Write the records below out again exactly as given, with no images.
..........
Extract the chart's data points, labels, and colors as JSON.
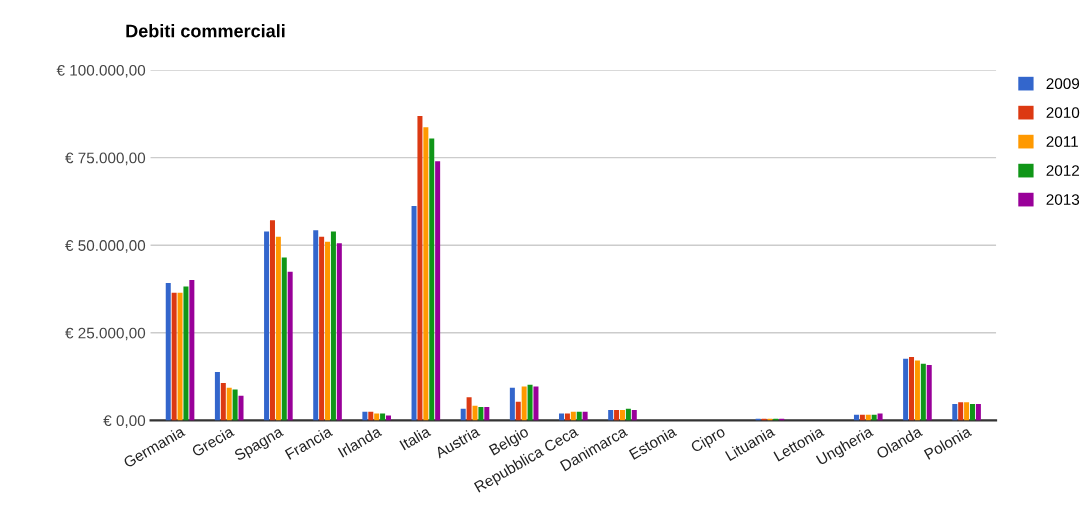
{
  "chart_data": {
    "type": "bar",
    "title": "Debiti commerciali",
    "categories": [
      "Germania",
      "Grecia",
      "Spagna",
      "Francia",
      "Irlanda",
      "Italia",
      "Austria",
      "Belgio",
      "Repubblica Ceca",
      "Danimarca",
      "Estonia",
      "Cipro",
      "Lituania",
      "Lettonia",
      "Ungheria",
      "Olanda",
      "Polonia"
    ],
    "series": [
      {
        "name": "2009",
        "color": "#3366cc",
        "values": [
          39200,
          13800,
          53900,
          54300,
          2500,
          61200,
          3300,
          9300,
          2000,
          3000,
          0,
          null,
          500,
          0,
          1600,
          17600,
          4700
        ]
      },
      {
        "name": "2010",
        "color": "#dc3912",
        "values": [
          36400,
          10700,
          57100,
          52400,
          2500,
          86900,
          6600,
          5300,
          2000,
          3000,
          0,
          null,
          500,
          0,
          1600,
          18100,
          5200
        ]
      },
      {
        "name": "2011",
        "color": "#ff9900",
        "values": [
          36400,
          9300,
          52400,
          51000,
          2000,
          83700,
          4200,
          9700,
          2500,
          3000,
          0,
          null,
          500,
          0,
          1600,
          17100,
          5200
        ]
      },
      {
        "name": "2012",
        "color": "#109618",
        "values": [
          38200,
          8800,
          46500,
          53900,
          2000,
          80500,
          3800,
          10200,
          2500,
          3300,
          0,
          null,
          500,
          0,
          1600,
          16200,
          4700
        ]
      },
      {
        "name": "2013",
        "color": "#990099",
        "values": [
          40100,
          7000,
          42400,
          50600,
          1400,
          74000,
          3800,
          9700,
          2500,
          3000,
          0,
          null,
          500,
          0,
          2000,
          15800,
          4700
        ]
      }
    ],
    "ylim": [
      0,
      100000
    ],
    "yticks": [
      {
        "value": 0,
        "label": "€ 0,00"
      },
      {
        "value": 25000,
        "label": "€ 25.000,00"
      },
      {
        "value": 50000,
        "label": "€ 50.000,00"
      },
      {
        "value": 75000,
        "label": "€ 75.000,00"
      },
      {
        "value": 100000,
        "label": "€ 100.000,00"
      }
    ],
    "grid": "y",
    "legend": "top right"
  }
}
..........
■ Reply to the task:
Extract the chart's data points, labels, and colors as JSON.
{
  "chart_data": {
    "type": "bar",
    "title": "Debiti commerciali",
    "categories": [
      "Germania",
      "Grecia",
      "Spagna",
      "Francia",
      "Irlanda",
      "Italia",
      "Austria",
      "Belgio",
      "Repubblica Ceca",
      "Danimarca",
      "Estonia",
      "Cipro",
      "Lituania",
      "Lettonia",
      "Ungheria",
      "Olanda",
      "Polonia"
    ],
    "series": [
      {
        "name": "2009",
        "color": "#3366cc",
        "values": [
          39200,
          13800,
          53900,
          54300,
          2500,
          61200,
          3300,
          9300,
          2000,
          3000,
          0,
          null,
          500,
          0,
          1600,
          17600,
          4700
        ]
      },
      {
        "name": "2010",
        "color": "#dc3912",
        "values": [
          36400,
          10700,
          57100,
          52400,
          2500,
          86900,
          6600,
          5300,
          2000,
          3000,
          0,
          null,
          500,
          0,
          1600,
          18100,
          5200
        ]
      },
      {
        "name": "2011",
        "color": "#ff9900",
        "values": [
          36400,
          9300,
          52400,
          51000,
          2000,
          83700,
          4200,
          9700,
          2500,
          3000,
          0,
          null,
          500,
          0,
          1600,
          17100,
          5200
        ]
      },
      {
        "name": "2012",
        "color": "#109618",
        "values": [
          38200,
          8800,
          46500,
          53900,
          2000,
          80500,
          3800,
          10200,
          2500,
          3300,
          0,
          null,
          500,
          0,
          1600,
          16200,
          4700
        ]
      },
      {
        "name": "2013",
        "color": "#990099",
        "values": [
          40100,
          7000,
          42400,
          50600,
          1400,
          74000,
          3800,
          9700,
          2500,
          3000,
          0,
          null,
          500,
          0,
          2000,
          15800,
          4700
        ]
      }
    ],
    "ylim": [
      0,
      100000
    ],
    "yticks": [
      {
        "value": 0,
        "label": "€ 0,00"
      },
      {
        "value": 25000,
        "label": "€ 25.000,00"
      },
      {
        "value": 50000,
        "label": "€ 50.000,00"
      },
      {
        "value": 75000,
        "label": "€ 75.000,00"
      },
      {
        "value": 100000,
        "label": "€ 100.000,00"
      }
    ],
    "grid": "y",
    "legend": "top right"
  }
}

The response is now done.